(begin)

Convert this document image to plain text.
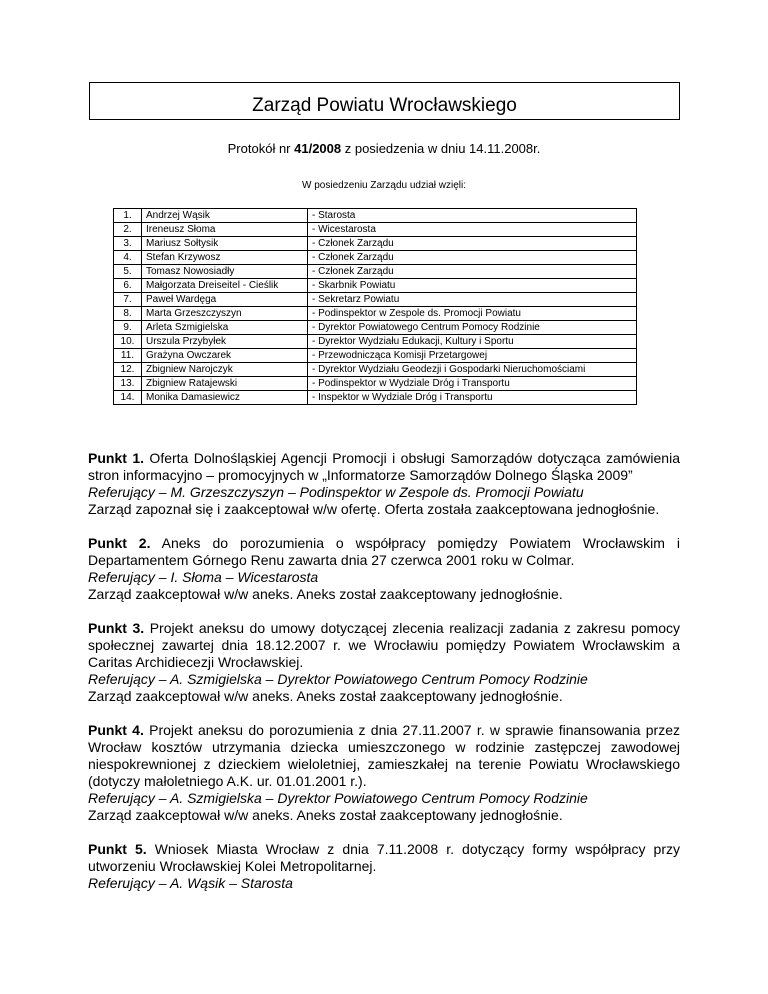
Zarząd Powiatu Wrocławskiego
Protokół nr 41/2008 z posiedzenia w dniu 14.11.2008r.
W posiedzeniu Zarządu udział wzięli:
1.	Andrzej Wąsik	- Starosta
2.	Ireneusz Słoma	- Wicestarosta
3.	Mariusz Sołtysik	- Członek Zarządu
4.	Stefan Krzywosz	- Członek Zarządu
5.	Tomasz Nowosiadły	- Członek Zarządu
6.	Małgorzata Dreiseitel - Cieślik	- Skarbnik Powiatu
7.	Paweł Wardęga	- Sekretarz Powiatu
8.	Marta Grzeszczyszyn	- Podinspektor w Zespole ds. Promocji Powiatu
9.	Arleta Szmigielska	- Dyrektor Powiatowego Centrum Pomocy Rodzinie
10.	Urszula Przybyłek	- Dyrektor Wydziału Edukacji, Kultury i Sportu
11.	Grażyna Owczarek	- Przewodnicząca Komisji Przetargowej
12.	Zbigniew Narojczyk	- Dyrektor Wydziału Geodezji i Gospodarki Nieruchomościami
13.	Zbigniew Ratajewski	- Podinspektor w Wydziale Dróg i Transportu
14.	Monika Damasiewicz	- Inspektor w Wydziale Dróg i Transportu
Punkt 1. Oferta Dolnośląskiej Agencji Promocji i obsługi Samorządów dotycząca zamówienia stron informacyjno – promocyjnych w „Informatorze Samorządów Dolnego Śląska 2009”
Referujący – M. Grzeszczyszyn – Podinspektor w Zespole ds. Promocji Powiatu
Zarząd zapoznał się i zaakceptował w/w ofertę. Oferta została zaakceptowana jednogłośnie.
Punkt 2. Aneks do porozumienia o współpracy pomiędzy Powiatem Wrocławskim i Departamentem Górnego Renu zawarta dnia 27 czerwca 2001 roku w Colmar.
Referujący – I. Słoma – Wicestarosta
Zarząd zaakceptował w/w aneks. Aneks został zaakceptowany jednogłośnie.
Punkt 3. Projekt aneksu do umowy dotyczącej zlecenia realizacji zadania z zakresu pomocy społecznej zawartej dnia 18.12.2007 r. we Wrocławiu pomiędzy Powiatem Wrocławskim a Caritas Archidiecezji Wrocławskiej.
Referujący – A. Szmigielska – Dyrektor Powiatowego Centrum Pomocy Rodzinie
Zarząd zaakceptował w/w aneks. Aneks został zaakceptowany jednogłośnie.
Punkt 4. Projekt aneksu do porozumienia z dnia 27.11.2007 r. w sprawie finansowania przez Wrocław kosztów utrzymania dziecka umieszczonego w rodzinie zastępczej zawodowej niespokrewnionej z dzieckiem wieloletniej, zamieszkałej na terenie Powiatu Wrocławskiego (dotyczy małoletniego A.K. ur. 01.01.2001 r.).
Referujący – A. Szmigielska – Dyrektor Powiatowego Centrum Pomocy Rodzinie
Zarząd zaakceptował w/w aneks. Aneks został zaakceptowany jednogłośnie.
Punkt 5. Wniosek Miasta Wrocław z dnia 7.11.2008 r. dotyczący formy współpracy przy utworzeniu Wrocławskiej Kolei Metropolitarnej.
Referujący – A. Wąsik – Starosta
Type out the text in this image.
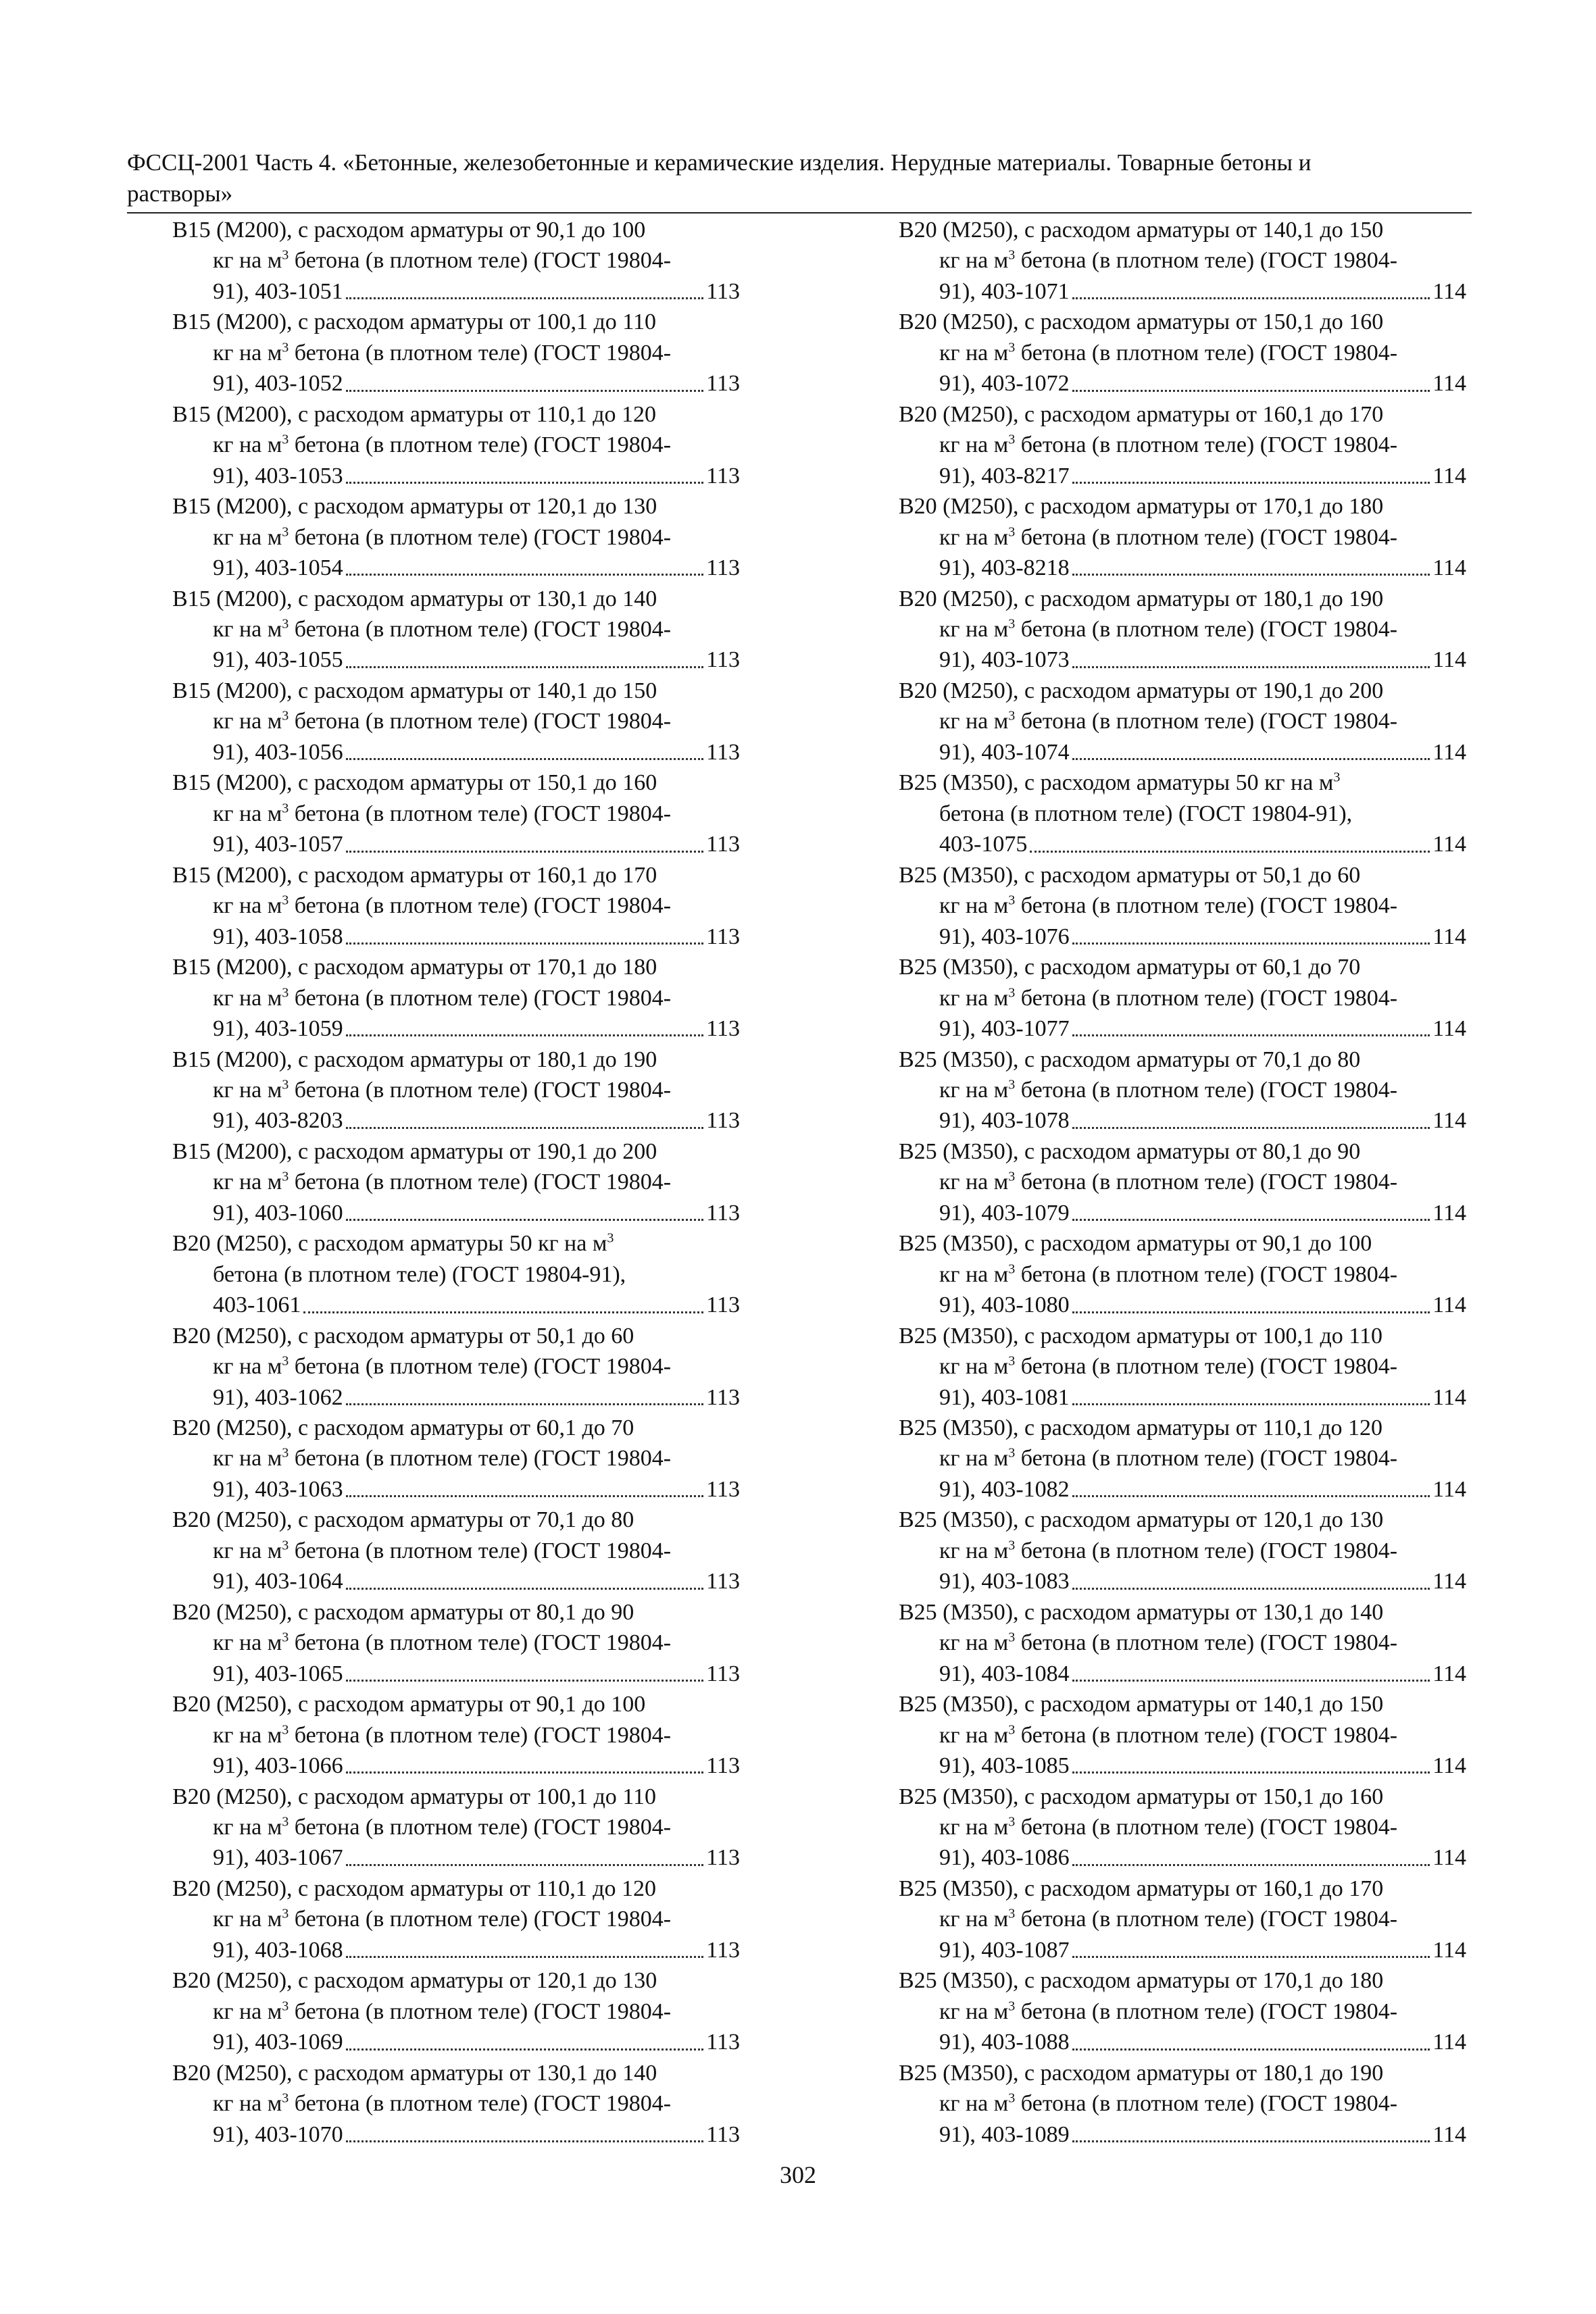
ФССЦ-2001 Часть 4. «Бетонные, железобетонные и керамические изделия. Нерудные материалы. Товарные бетоны и
растворы»
B15 (M200), с расходом арматуры от 90,1 до 100
кг на $м^3$ бетона (в плотном теле) (ГОСТ 19804-
91), 403-1051	113
B15 (M200), с расходом арматуры от 100,1 до 110
кг на $м^3$ бетона (в плотном теле) (ГОСТ 19804-
91), 403-1052	113
B15 (M200), с расходом арматуры от 110,1 до 120
кг на $м^3$ бетона (в плотном теле) (ГОСТ 19804-
91), 403-1053	113
B15 (M200), с расходом арматуры от 120,1 до 130
кг на $м^3$ бетона (в плотном теле) (ГОСТ 19804-
91), 403-1054	113
B15 (M200), с расходом арматуры от 130,1 до 140
кг на $м^3$ бетона (в плотном теле) (ГОСТ 19804-
91), 403-1055	113
B15 (M200), с расходом арматуры от 140,1 до 150
кг на $м^3$ бетона (в плотном теле) (ГОСТ 19804-
91), 403-1056	113
B15 (M200), с расходом арматуры от 150,1 до 160
кг на $м^3$ бетона (в плотном теле) (ГОСТ 19804-
91), 403-1057	113
B15 (M200), с расходом арматуры от 160,1 до 170
кг на $м^3$ бетона (в плотном теле) (ГОСТ 19804-
91), 403-1058	113
B15 (M200), с расходом арматуры от 170,1 до 180
кг на $м^3$ бетона (в плотном теле) (ГОСТ 19804-
91), 403-1059	113
B15 (M200), с расходом арматуры от 180,1 до 190
кг на $м^3$ бетона (в плотном теле) (ГОСТ 19804-
91), 403-8203	113
B15 (M200), с расходом арматуры от 190,1 до 200
кг на $м^3$ бетона (в плотном теле) (ГОСТ 19804-
91), 403-1060	113
B20 (M250), с расходом арматуры 50 кг на $м^3$
бетона (в плотном теле) (ГОСТ 19804-91),
403-1061	113
B20 (M250), с расходом арматуры от 50,1 до 60
кг на $м^3$ бетона (в плотном теле) (ГОСТ 19804-
91), 403-1062	113
B20 (M250), с расходом арматуры от 60,1 до 70
кг на $м^3$ бетона (в плотном теле) (ГОСТ 19804-
91), 403-1063	113
B20 (M250), с расходом арматуры от 70,1 до 80
кг на $м^3$ бетона (в плотном теле) (ГОСТ 19804-
91), 403-1064	113
B20 (M250), с расходом арматуры от 80,1 до 90
кг на $м^3$ бетона (в плотном теле) (ГОСТ 19804-
91), 403-1065	113
B20 (M250), с расходом арматуры от 90,1 до 100
кг на $м^3$ бетона (в плотном теле) (ГОСТ 19804-
91), 403-1066	113
B20 (M250), с расходом арматуры от 100,1 до 110
кг на $м^3$ бетона (в плотном теле) (ГОСТ 19804-
91), 403-1067	113
B20 (M250), с расходом арматуры от 110,1 до 120
кг на $м^3$ бетона (в плотном теле) (ГОСТ 19804-
91), 403-1068	113
B20 (M250), с расходом арматуры от 120,1 до 130
кг на $м^3$ бетона (в плотном теле) (ГОСТ 19804-
91), 403-1069	113
B20 (M250), с расходом арматуры от 130,1 до 140
кг на $м^3$ бетона (в плотном теле) (ГОСТ 19804-
91), 403-1070	113
B20 (M250), с расходом арматуры от 140,1 до 150
кг на $м^3$ бетона (в плотном теле) (ГОСТ 19804-
91), 403-1071	114
B20 (M250), с расходом арматуры от 150,1 до 160
кг на $м^3$ бетона (в плотном теле) (ГОСТ 19804-
91), 403-1072	114
B20 (M250), с расходом арматуры от 160,1 до 170
кг на $м^3$ бетона (в плотном теле) (ГОСТ 19804-
91), 403-8217	114
B20 (M250), с расходом арматуры от 170,1 до 180
кг на $м^3$ бетона (в плотном теле) (ГОСТ 19804-
91), 403-8218	114
B20 (M250), с расходом арматуры от 180,1 до 190
кг на $м^3$ бетона (в плотном теле) (ГОСТ 19804-
91), 403-1073	114
B20 (M250), с расходом арматуры от 190,1 до 200
кг на $м^3$ бетона (в плотном теле) (ГОСТ 19804-
91), 403-1074	114
B25 (M350), с расходом арматуры 50 кг на $м^3$
бетона (в плотном теле) (ГОСТ 19804-91),
403-1075	114
B25 (M350), с расходом арматуры от 50,1 до 60
кг на $м^3$ бетона (в плотном теле) (ГОСТ 19804-
91), 403-1076	114
B25 (M350), с расходом арматуры от 60,1 до 70
кг на $м^3$ бетона (в плотном теле) (ГОСТ 19804-
91), 403-1077	114
B25 (M350), с расходом арматуры от 70,1 до 80
кг на $м^3$ бетона (в плотном теле) (ГОСТ 19804-
91), 403-1078	114
B25 (M350), с расходом арматуры от 80,1 до 90
кг на $м^3$ бетона (в плотном теле) (ГОСТ 19804-
91), 403-1079	114
B25 (M350), с расходом арматуры от 90,1 до 100
кг на $м^3$ бетона (в плотном теле) (ГОСТ 19804-
91), 403-1080	114
B25 (M350), с расходом арматуры от 100,1 до 110
кг на $м^3$ бетона (в плотном теле) (ГОСТ 19804-
91), 403-1081	114
B25 (M350), с расходом арматуры от 110,1 до 120
кг на $м^3$ бетона (в плотном теле) (ГОСТ 19804-
91), 403-1082	114
B25 (M350), с расходом арматуры от 120,1 до 130
кг на $м^3$ бетона (в плотном теле) (ГОСТ 19804-
91), 403-1083	114
B25 (M350), с расходом арматуры от 130,1 до 140
кг на $м^3$ бетона (в плотном теле) (ГОСТ 19804-
91), 403-1084	114
B25 (M350), с расходом арматуры от 140,1 до 150
кг на $м^3$ бетона (в плотном теле) (ГОСТ 19804-
91), 403-1085	114
B25 (M350), с расходом арматуры от 150,1 до 160
кг на $м^3$ бетона (в плотном теле) (ГОСТ 19804-
91), 403-1086	114
B25 (M350), с расходом арматуры от 160,1 до 170
кг на $м^3$ бетона (в плотном теле) (ГОСТ 19804-
91), 403-1087	114
B25 (M350), с расходом арматуры от 170,1 до 180
кг на $м^3$ бетона (в плотном теле) (ГОСТ 19804-
91), 403-1088	114
B25 (M350), с расходом арматуры от 180,1 до 190
кг на $м^3$ бетона (в плотном теле) (ГОСТ 19804-
91), 403-1089	114
302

(end)

* **BRIEF**
Review the material and copy each line in which the word "Grzeszczyszyn" appears.

* **WRITTEN REPLY**
8.	Marta Grzeszczyszyn	- Podinspektor w Zespole ds. Promocji Powiatu
Referujący – M. Grzeszczyszyn – Podinspektor w Zespole ds. Promocji Powiatu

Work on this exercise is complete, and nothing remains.